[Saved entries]

----------

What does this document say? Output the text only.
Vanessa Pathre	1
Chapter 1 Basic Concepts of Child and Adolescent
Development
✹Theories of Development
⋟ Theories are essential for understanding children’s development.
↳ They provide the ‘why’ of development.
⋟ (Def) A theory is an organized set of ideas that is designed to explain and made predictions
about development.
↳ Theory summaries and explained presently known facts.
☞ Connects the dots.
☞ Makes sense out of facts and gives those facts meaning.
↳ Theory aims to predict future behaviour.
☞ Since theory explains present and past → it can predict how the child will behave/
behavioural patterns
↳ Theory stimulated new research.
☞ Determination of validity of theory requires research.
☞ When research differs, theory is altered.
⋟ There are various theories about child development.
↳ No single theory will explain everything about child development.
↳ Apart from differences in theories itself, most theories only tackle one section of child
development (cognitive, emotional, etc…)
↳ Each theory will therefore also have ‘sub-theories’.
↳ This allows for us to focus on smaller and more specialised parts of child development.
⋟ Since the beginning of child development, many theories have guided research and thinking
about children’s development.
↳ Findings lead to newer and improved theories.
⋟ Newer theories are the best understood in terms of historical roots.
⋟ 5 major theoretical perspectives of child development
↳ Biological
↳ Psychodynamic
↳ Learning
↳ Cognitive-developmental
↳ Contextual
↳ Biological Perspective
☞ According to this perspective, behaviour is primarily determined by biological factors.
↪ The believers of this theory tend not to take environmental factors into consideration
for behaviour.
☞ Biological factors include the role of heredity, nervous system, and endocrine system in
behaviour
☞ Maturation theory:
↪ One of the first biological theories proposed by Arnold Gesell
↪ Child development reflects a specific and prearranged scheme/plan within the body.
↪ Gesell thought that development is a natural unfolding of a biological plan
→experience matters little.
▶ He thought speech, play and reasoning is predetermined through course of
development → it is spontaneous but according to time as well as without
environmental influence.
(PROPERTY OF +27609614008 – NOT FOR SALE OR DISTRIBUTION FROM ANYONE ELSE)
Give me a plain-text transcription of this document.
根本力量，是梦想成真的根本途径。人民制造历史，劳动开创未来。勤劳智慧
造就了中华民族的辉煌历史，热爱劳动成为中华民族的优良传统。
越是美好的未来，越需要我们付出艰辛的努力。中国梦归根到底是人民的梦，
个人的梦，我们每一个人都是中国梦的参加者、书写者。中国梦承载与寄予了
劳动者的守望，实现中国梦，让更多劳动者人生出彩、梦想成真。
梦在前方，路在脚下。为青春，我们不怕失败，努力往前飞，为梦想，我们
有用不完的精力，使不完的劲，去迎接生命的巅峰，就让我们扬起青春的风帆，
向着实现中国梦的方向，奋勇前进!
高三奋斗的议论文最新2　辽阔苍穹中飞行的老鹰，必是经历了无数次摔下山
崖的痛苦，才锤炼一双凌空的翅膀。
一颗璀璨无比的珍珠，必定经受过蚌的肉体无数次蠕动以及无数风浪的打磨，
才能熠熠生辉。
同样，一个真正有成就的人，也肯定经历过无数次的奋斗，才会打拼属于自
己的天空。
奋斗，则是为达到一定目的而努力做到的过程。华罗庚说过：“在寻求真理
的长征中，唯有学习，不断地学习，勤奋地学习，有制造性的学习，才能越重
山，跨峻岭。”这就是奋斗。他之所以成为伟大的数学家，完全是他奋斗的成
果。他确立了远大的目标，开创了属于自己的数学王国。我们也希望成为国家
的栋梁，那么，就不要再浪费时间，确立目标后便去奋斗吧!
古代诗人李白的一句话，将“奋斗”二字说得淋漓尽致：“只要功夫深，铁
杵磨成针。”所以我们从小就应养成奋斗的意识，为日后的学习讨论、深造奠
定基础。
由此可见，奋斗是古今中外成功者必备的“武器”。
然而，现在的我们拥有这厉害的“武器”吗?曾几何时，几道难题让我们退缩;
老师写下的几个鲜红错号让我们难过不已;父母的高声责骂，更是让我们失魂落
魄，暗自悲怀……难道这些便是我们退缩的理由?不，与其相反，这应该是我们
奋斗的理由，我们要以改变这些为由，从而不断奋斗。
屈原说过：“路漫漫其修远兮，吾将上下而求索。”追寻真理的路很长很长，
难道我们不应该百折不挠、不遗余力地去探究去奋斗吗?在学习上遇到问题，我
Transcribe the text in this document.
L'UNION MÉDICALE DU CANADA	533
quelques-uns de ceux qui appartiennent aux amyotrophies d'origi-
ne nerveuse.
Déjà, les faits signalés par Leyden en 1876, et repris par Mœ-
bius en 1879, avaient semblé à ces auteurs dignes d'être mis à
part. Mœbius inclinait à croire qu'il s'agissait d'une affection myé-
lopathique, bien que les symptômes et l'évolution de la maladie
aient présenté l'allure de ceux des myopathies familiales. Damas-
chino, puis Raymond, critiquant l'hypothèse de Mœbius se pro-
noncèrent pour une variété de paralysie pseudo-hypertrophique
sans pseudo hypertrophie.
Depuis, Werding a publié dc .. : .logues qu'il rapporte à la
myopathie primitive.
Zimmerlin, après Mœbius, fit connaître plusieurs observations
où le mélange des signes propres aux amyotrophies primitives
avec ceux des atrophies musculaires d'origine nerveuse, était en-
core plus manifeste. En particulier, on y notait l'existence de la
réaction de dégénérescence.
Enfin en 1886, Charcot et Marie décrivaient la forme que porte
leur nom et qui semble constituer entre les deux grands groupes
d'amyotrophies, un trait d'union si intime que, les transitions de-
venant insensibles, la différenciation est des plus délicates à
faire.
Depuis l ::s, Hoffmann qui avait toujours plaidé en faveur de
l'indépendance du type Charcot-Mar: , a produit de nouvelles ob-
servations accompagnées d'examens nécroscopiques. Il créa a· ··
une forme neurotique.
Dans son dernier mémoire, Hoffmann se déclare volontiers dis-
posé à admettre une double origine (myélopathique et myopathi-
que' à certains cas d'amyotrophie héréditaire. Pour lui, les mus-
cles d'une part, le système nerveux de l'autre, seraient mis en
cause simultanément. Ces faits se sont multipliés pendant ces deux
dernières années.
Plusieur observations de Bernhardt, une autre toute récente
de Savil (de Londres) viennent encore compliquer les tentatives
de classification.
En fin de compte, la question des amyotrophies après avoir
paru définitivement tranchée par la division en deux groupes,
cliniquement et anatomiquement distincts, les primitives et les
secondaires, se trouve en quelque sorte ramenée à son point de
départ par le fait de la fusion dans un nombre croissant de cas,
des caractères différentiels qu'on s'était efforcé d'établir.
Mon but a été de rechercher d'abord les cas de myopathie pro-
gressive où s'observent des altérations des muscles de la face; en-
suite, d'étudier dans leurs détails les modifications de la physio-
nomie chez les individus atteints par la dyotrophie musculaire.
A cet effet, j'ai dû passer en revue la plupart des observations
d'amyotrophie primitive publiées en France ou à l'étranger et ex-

----------

Problem details: Please set down each line of the records exactly as given.

Exercise solution:
What does this document say? Output the text only.
Vanessa Pathre	1
Chapter 1 Basic Concepts of Child and Adolescent
Development
✹Theories of Development
⋟ Theories are essential for understanding children’s development.
↳ They provide the ‘why’ of development.
⋟ (Def) A theory is an organized set of ideas that is designed to explain and made predictions
about development.
↳ Theory summaries and explained presently known facts.
☞ Connects the dots.
☞ Makes sense out of facts and gives those facts meaning.
↳ Theory aims to predict future behaviour.
☞ Since theory explains present and past → it can predict how the child will behave/
behavioural patterns
↳ Theory stimulated new research.
☞ Determination of validity of theory requires research.
☞ When research differs, theory is altered.
⋟ There are various theories about child development.
↳ No single theory will explain everything about child development.
↳ Apart from differences in theories itself, most theories only tackle one section of child
development (cognitive, emotional, etc…)
↳ Each theory will therefore also have ‘sub-theories’.
↳ This allows for us to focus on smaller and more specialised parts of child development.
⋟ Since the beginning of child development, many theories have guided research and thinking
about children’s development.
↳ Findings lead to newer and improved theories.
⋟ Newer theories are the best understood in terms of historical roots.
⋟ 5 major theoretical perspectives of child development
↳ Biological
↳ Psychodynamic
↳ Learning
↳ Cognitive-developmental
↳ Contextual
↳ Biological Perspective
☞ According to this perspective, behaviour is primarily determined by biological factors.
↪ The believers of this theory tend not to take environmental factors into consideration
for behaviour.
☞ Biological factors include the role of heredity, nervous system, and endocrine system in
behaviour
☞ Maturation theory:
↪ One of the first biological theories proposed by Arnold Gesell
↪ Child development reflects a specific and prearranged scheme/plan within the body.
↪ Gesell thought that development is a natural unfolding of a biological plan
→experience matters little.
▶ He thought speech, play and reasoning is predetermined through course of
development → it is spontaneous but according to time as well as without
environmental influence.
(PROPERTY OF +27609614008 – NOT FOR SALE OR DISTRIBUTION FROM ANYONE ELSE)
Give me a plain-text transcription of this document.
根本力量，是梦想成真的根本途径。人民制造历史，劳动开创未来。勤劳智慧
造就了中华民族的辉煌历史，热爱劳动成为中华民族的优良传统。
越是美好的未来，越需要我们付出艰辛的努力。中国梦归根到底是人民的梦，
个人的梦，我们每一个人都是中国梦的参加者、书写者。中国梦承载与寄予了
劳动者的守望，实现中国梦，让更多劳动者人生出彩、梦想成真。
梦在前方，路在脚下。为青春，我们不怕失败，努力往前飞，为梦想，我们
有用不完的精力，使不完的劲，去迎接生命的巅峰，就让我们扬起青春的风帆，
向着实现中国梦的方向，奋勇前进!
高三奋斗的议论文最新2　辽阔苍穹中飞行的老鹰，必是经历了无数次摔下山
崖的痛苦，才锤炼一双凌空的翅膀。
一颗璀璨无比的珍珠，必定经受过蚌的肉体无数次蠕动以及无数风浪的打磨，
才能熠熠生辉。
同样，一个真正有成就的人，也肯定经历过无数次的奋斗，才会打拼属于自
己的天空。
奋斗，则是为达到一定目的而努力做到的过程。华罗庚说过：“在寻求真理
的长征中，唯有学习，不断地学习，勤奋地学习，有制造性的学习，才能越重
山，跨峻岭。”这就是奋斗。他之所以成为伟大的数学家，完全是他奋斗的成
果。他确立了远大的目标，开创了属于自己的数学王国。我们也希望成为国家
的栋梁，那么，就不要再浪费时间，确立目标后便去奋斗吧!
古代诗人李白的一句话，将“奋斗”二字说得淋漓尽致：“只要功夫深，铁
杵磨成针。”所以我们从小就应养成奋斗的意识，为日后的学习讨论、深造奠
定基础。
由此可见，奋斗是古今中外成功者必备的“武器”。
然而，现在的我们拥有这厉害的“武器”吗?曾几何时，几道难题让我们退缩;
老师写下的几个鲜红错号让我们难过不已;父母的高声责骂，更是让我们失魂落
魄，暗自悲怀……难道这些便是我们退缩的理由?不，与其相反，这应该是我们
奋斗的理由，我们要以改变这些为由，从而不断奋斗。
屈原说过：“路漫漫其修远兮，吾将上下而求索。”追寻真理的路很长很长，
难道我们不应该百折不挠、不遗余力地去探究去奋斗吗?在学习上遇到问题，我
Transcribe the text in this document.
L'UNION MÉDICALE DU CANADA	533
quelques-uns de ceux qui appartiennent aux amyotrophies d'origi-
ne nerveuse.
Déjà, les faits signalés par Leyden en 1876, et repris par Mœ-
bius en 1879, avaient semblé à ces auteurs dignes d'être mis à
part. Mœbius inclinait à croire qu'il s'agissait d'une affection myé-
lopathique, bien que les symptômes et l'évolution de la maladie
aient présenté l'allure de ceux des myopathies familiales. Damas-
chino, puis Raymond, critiquant l'hypothèse de Mœbius se pro-
noncèrent pour une variété de paralysie pseudo-hypertrophique
sans pseudo hypertrophie.
Depuis, Werding a publié dc .. : .logues qu'il rapporte à la
myopathie primitive.
Zimmerlin, après Mœbius, fit connaître plusieurs observations
où le mélange des signes propres aux amyotrophies primitives
avec ceux des atrophies musculaires d'origine nerveuse, était en-
core plus manifeste. En particulier, on y notait l'existence de la
réaction de dégénérescence.
Enfin en 1886, Charcot et Marie décrivaient la forme que porte
leur nom et qui semble constituer entre les deux grands groupes
d'amyotrophies, un trait d'union si intime que, les transitions de-
venant insensibles, la différenciation est des plus délicates à
faire.
Depuis l ::s, Hoffmann qui avait toujours plaidé en faveur de
l'indépendance du type Charcot-Mar: , a produit de nouvelles ob-
servations accompagnées d'examens nécroscopiques. Il créa a· ··
une forme neurotique.
Dans son dernier mémoire, Hoffmann se déclare volontiers dis-
posé à admettre une double origine (myélopathique et myopathi-
que' à certains cas d'amyotrophie héréditaire. Pour lui, les mus-
cles d'une part, le système nerveux de l'autre, seraient mis en
cause simultanément. Ces faits se sont multipliés pendant ces deux
dernières années.
Plusieur observations de Bernhardt, une autre toute récente
de Savil (de Londres) viennent encore compliquer les tentatives
de classification.
En fin de compte, la question des amyotrophies après avoir
paru définitivement tranchée par la division en deux groupes,
cliniquement et anatomiquement distincts, les primitives et les
secondaires, se trouve en quelque sorte ramenée à son point de
départ par le fait de la fusion dans un nombre croissant de cas,
des caractères différentiels qu'on s'était efforcé d'établir.
Mon but a été de rechercher d'abord les cas de myopathie pro-
gressive où s'observent des altérations des muscles de la face; en-
suite, d'étudier dans leurs détails les modifications de la physio-
nomie chez les individus atteints par la dyotrophie musculaire.
A cet effet, j'ai dû passer en revue la plupart des observations
d'amyotrophie primitive publiées en France ou à l'étranger et ex-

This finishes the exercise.